- **Record set**
· · · ·

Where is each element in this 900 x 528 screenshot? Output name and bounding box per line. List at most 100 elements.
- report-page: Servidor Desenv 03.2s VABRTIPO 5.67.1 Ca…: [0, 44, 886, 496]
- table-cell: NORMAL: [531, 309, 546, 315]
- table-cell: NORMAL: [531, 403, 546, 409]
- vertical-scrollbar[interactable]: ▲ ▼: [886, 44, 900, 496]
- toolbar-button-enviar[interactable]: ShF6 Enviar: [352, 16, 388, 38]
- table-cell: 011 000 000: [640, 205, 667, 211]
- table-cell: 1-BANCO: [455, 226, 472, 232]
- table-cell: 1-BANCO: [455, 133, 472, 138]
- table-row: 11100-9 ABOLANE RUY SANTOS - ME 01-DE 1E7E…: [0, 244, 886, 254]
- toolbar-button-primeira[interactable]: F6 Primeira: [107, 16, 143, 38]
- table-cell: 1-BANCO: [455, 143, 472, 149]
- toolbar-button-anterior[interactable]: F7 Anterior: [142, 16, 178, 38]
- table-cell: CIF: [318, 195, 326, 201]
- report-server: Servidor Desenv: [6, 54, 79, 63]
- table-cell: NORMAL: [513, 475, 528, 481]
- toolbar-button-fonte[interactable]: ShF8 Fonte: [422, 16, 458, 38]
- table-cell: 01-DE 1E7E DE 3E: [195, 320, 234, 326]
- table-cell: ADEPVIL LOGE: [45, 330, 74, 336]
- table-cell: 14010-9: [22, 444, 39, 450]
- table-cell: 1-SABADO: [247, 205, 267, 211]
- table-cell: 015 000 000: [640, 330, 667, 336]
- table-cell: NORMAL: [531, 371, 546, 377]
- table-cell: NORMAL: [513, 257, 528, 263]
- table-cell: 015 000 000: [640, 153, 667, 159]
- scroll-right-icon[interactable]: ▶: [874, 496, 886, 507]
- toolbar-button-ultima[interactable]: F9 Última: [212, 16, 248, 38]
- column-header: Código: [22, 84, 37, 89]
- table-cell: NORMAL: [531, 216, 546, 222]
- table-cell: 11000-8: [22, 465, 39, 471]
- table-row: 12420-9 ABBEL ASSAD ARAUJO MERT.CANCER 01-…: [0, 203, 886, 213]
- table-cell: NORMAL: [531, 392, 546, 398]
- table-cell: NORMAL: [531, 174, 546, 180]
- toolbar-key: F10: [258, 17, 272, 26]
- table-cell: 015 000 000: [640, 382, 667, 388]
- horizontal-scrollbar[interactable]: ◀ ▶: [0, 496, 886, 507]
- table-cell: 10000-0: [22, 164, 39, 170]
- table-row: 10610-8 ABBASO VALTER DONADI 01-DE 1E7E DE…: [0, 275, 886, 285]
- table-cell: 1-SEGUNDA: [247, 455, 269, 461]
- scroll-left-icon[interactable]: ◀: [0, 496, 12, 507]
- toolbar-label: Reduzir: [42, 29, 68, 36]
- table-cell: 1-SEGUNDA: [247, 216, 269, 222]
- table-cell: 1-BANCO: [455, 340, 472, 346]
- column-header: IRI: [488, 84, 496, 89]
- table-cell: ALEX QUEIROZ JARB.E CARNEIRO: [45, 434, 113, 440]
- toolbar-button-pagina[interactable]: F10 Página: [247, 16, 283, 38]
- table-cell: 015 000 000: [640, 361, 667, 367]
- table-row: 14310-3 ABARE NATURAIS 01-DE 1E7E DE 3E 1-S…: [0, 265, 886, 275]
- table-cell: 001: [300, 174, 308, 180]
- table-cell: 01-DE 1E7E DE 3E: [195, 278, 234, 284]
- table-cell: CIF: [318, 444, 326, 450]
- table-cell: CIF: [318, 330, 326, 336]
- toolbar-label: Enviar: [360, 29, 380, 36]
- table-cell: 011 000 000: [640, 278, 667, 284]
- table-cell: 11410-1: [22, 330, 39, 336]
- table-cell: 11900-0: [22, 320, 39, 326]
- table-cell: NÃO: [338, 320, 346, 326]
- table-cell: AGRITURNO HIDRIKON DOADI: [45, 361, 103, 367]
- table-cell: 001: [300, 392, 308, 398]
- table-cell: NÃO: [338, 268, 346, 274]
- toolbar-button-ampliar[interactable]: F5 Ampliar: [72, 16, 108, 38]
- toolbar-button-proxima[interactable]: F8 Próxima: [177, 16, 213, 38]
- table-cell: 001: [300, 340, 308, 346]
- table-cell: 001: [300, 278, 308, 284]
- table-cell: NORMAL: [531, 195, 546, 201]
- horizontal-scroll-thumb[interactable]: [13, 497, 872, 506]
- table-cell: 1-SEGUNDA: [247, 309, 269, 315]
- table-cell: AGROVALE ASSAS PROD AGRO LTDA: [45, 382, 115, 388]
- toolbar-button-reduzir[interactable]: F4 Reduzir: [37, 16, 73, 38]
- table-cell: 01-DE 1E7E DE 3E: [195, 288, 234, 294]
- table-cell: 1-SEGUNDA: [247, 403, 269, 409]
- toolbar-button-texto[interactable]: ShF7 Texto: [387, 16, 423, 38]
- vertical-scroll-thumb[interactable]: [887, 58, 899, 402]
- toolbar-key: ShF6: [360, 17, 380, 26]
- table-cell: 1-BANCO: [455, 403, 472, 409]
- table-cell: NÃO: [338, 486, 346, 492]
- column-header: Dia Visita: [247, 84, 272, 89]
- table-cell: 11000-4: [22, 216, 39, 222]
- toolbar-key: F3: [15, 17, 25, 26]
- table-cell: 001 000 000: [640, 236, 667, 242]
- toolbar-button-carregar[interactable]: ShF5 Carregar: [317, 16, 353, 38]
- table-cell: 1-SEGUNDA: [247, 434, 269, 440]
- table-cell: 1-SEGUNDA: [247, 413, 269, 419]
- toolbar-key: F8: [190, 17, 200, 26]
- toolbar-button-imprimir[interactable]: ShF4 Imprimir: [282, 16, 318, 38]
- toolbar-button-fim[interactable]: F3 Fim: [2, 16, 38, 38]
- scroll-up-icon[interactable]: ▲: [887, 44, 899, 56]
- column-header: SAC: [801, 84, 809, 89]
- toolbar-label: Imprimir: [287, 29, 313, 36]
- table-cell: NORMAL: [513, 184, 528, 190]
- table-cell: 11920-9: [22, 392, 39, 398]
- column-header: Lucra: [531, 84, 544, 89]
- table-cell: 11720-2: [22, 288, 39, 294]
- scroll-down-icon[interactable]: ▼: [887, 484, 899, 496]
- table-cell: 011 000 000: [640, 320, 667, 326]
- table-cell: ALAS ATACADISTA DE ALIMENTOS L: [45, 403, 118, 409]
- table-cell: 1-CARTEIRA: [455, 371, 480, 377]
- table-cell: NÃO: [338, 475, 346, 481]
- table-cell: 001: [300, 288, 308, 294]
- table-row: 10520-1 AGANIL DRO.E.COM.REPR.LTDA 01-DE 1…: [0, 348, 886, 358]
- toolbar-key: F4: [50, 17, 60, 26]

· · · ·

- **What is required**
Lay out the lines from the start of the records through the line that contains "- table-cell: 1-BANCO: [455, 133, 472, 138]" as a numbered list, leaving out any blank lines.

- **Reply to the task**
1. Where is each element in this 900 x 528 screenshot? Output name and bounding box per line. List at most 100 elements.
2. - report-page: Servidor Desenv 03.2s VABRTIPO 5.67.1 Ca…: [0, 44, 886, 496]
3. - table-cell: NORMAL: [531, 309, 546, 315]
4. - table-cell: NORMAL: [531, 403, 546, 409]
5. - vertical-scrollbar[interactable]: ▲ ▼: [886, 44, 900, 496]
6. - toolbar-button-enviar[interactable]: ShF6 Enviar: [352, 16, 388, 38]
7. - table-cell: 011 000 000: [640, 205, 667, 211]
8. - table-cell: 1-BANCO: [455, 226, 472, 232]
9. - table-cell: 1-BANCO: [455, 133, 472, 138]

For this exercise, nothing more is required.